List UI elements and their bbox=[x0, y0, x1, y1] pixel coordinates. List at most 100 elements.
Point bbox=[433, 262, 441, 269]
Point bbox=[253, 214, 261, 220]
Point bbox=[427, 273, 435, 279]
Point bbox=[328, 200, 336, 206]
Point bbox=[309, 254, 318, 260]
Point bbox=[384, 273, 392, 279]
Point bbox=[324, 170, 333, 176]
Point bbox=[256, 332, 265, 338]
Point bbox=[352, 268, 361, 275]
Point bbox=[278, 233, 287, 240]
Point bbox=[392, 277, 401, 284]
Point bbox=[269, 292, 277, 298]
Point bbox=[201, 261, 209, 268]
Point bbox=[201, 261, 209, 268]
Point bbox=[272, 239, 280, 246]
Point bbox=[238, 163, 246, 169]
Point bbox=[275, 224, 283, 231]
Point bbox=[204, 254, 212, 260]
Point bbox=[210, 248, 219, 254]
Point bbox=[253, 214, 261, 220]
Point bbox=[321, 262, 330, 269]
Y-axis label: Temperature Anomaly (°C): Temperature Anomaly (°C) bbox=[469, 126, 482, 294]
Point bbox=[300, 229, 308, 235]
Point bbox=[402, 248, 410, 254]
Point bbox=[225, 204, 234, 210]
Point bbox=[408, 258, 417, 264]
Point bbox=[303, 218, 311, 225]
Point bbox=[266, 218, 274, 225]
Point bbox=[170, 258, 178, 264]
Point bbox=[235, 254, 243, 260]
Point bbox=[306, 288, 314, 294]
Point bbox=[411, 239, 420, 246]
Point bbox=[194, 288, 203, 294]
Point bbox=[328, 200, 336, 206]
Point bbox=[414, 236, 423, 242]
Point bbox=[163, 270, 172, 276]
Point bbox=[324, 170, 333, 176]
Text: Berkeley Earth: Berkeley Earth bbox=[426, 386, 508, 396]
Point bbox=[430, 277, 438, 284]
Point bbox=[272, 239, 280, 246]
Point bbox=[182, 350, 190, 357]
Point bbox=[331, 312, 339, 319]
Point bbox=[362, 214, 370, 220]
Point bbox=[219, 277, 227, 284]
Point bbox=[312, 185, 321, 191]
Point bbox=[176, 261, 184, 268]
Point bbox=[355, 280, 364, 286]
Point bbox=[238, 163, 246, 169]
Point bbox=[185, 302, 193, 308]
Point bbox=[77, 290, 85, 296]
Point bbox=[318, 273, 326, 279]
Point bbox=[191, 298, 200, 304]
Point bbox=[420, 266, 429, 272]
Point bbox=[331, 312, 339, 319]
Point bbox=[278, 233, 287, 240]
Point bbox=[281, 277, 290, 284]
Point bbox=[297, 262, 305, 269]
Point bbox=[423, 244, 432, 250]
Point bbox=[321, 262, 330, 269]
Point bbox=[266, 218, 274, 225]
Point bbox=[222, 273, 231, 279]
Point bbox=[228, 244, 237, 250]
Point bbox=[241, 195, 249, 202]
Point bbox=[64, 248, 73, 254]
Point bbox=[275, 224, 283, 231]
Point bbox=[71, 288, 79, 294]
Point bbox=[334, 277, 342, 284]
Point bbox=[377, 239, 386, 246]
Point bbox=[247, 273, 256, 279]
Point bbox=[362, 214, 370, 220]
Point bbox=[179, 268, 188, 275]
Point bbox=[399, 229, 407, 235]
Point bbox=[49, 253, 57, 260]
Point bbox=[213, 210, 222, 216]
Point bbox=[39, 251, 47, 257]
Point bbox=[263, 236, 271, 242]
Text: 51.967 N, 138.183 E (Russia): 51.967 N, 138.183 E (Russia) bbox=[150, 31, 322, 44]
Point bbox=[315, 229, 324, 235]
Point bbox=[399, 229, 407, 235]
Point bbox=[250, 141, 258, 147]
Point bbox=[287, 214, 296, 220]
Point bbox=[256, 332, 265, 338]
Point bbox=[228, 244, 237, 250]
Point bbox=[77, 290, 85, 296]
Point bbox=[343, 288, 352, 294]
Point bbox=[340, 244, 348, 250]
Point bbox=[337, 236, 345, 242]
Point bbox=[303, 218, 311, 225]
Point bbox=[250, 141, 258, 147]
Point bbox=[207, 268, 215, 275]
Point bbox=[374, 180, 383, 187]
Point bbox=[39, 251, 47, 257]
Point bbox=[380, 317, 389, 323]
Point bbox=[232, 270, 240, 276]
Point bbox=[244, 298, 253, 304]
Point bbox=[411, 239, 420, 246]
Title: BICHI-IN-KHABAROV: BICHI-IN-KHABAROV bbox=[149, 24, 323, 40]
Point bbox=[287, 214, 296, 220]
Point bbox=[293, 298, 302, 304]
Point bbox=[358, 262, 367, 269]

-- Set exercise --
Return every line of the rows above that contains the string "Text". Case counts.

-- Reply to the task --
Text: Berkeley Earth: Berkeley Earth bbox=[426, 386, 508, 396]
Text: 51.967 N, 138.183 E (Russia): 51.967 N, 138.183 E (Russia) bbox=[150, 31, 322, 44]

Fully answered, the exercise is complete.